# AIM
Go through the entries and transcribe each one exactly, dropping the pictures.

# RECORD LIST
┌──

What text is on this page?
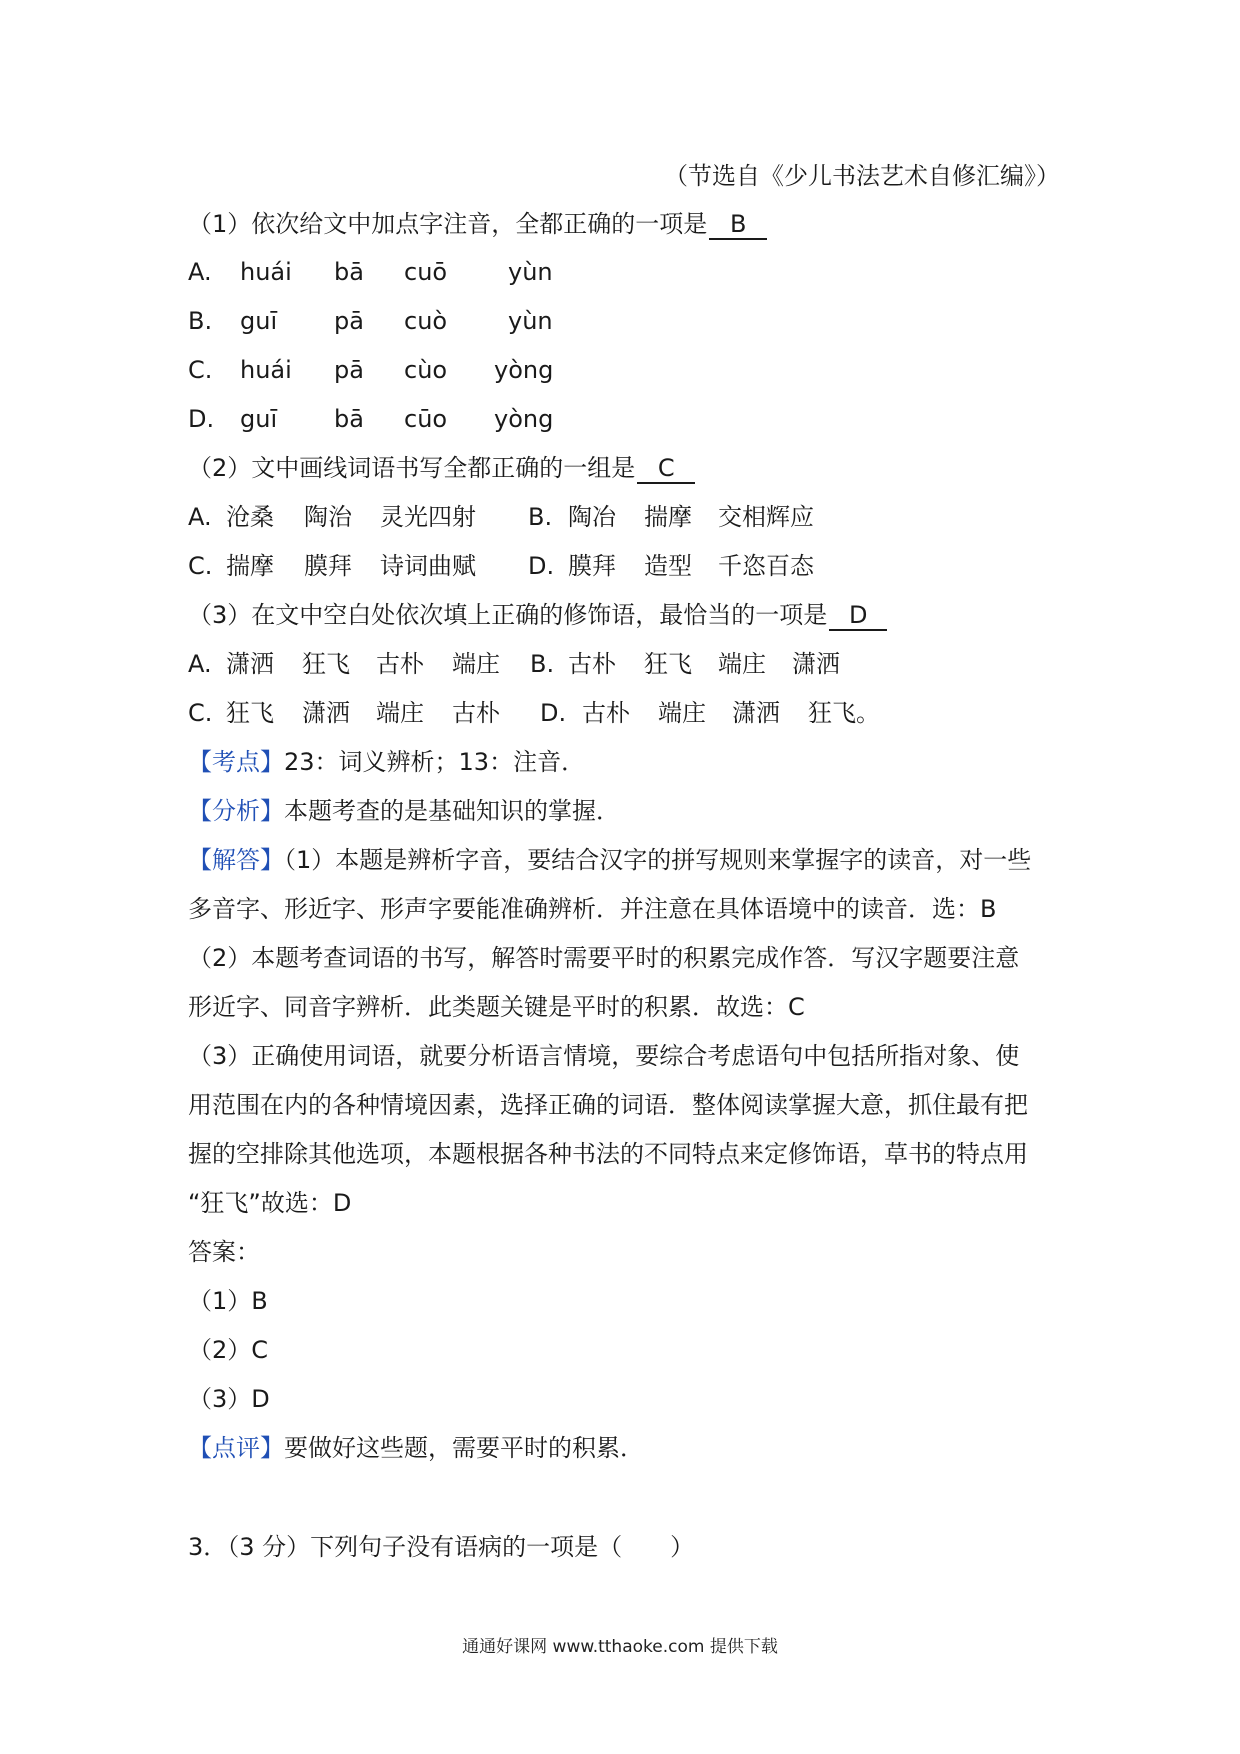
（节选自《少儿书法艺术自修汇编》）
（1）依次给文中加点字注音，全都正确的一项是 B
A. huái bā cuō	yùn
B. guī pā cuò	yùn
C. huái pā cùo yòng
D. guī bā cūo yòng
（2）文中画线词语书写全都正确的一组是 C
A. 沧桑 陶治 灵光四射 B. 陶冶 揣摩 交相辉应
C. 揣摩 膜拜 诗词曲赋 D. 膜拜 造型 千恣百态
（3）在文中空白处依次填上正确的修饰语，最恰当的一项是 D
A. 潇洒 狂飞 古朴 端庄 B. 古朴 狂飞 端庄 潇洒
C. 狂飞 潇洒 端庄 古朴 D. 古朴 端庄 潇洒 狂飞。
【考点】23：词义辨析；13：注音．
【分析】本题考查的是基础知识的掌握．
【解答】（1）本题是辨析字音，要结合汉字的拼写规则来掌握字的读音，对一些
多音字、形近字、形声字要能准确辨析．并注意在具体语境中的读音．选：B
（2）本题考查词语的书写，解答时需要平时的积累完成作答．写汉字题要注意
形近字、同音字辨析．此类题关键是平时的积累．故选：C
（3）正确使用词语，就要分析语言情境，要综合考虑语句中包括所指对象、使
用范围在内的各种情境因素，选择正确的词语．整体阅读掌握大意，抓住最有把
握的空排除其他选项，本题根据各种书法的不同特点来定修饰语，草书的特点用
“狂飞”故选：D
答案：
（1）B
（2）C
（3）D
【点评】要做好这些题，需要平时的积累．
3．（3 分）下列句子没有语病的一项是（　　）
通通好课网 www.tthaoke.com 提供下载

└──

# RESPONSE BELOW
What text is on this page?
（节选自《少儿书法艺术自修汇编》）
（1）依次给文中加点字注音，全都正确的一项是 B
A. huái bā cuō	yùn
B. guī pā cuò	yùn
C. huái pā cùo yòng
D. guī bā cūo yòng
（2）文中画线词语书写全都正确的一组是 C
A. 沧桑 陶治 灵光四射 B. 陶冶 揣摩 交相辉应
C. 揣摩 膜拜 诗词曲赋 D. 膜拜 造型 千恣百态
（3）在文中空白处依次填上正确的修饰语，最恰当的一项是 D
A. 潇洒 狂飞 古朴 端庄 B. 古朴 狂飞 端庄 潇洒
C. 狂飞 潇洒 端庄 古朴 D. 古朴 端庄 潇洒 狂飞。
【考点】23：词义辨析；13：注音．
【分析】本题考查的是基础知识的掌握．
【解答】（1）本题是辨析字音，要结合汉字的拼写规则来掌握字的读音，对一些
多音字、形近字、形声字要能准确辨析．并注意在具体语境中的读音．选：B
（2）本题考查词语的书写，解答时需要平时的积累完成作答．写汉字题要注意
形近字、同音字辨析．此类题关键是平时的积累．故选：C
（3）正确使用词语，就要分析语言情境，要综合考虑语句中包括所指对象、使
用范围在内的各种情境因素，选择正确的词语．整体阅读掌握大意，抓住最有把
握的空排除其他选项，本题根据各种书法的不同特点来定修饰语，草书的特点用
“狂飞”故选：D
答案：
（1）B
（2）C
（3）D
【点评】要做好这些题，需要平时的积累．
3．（3 分）下列句子没有语病的一项是（　　）
通通好课网 www.tthaoke.com 提供下载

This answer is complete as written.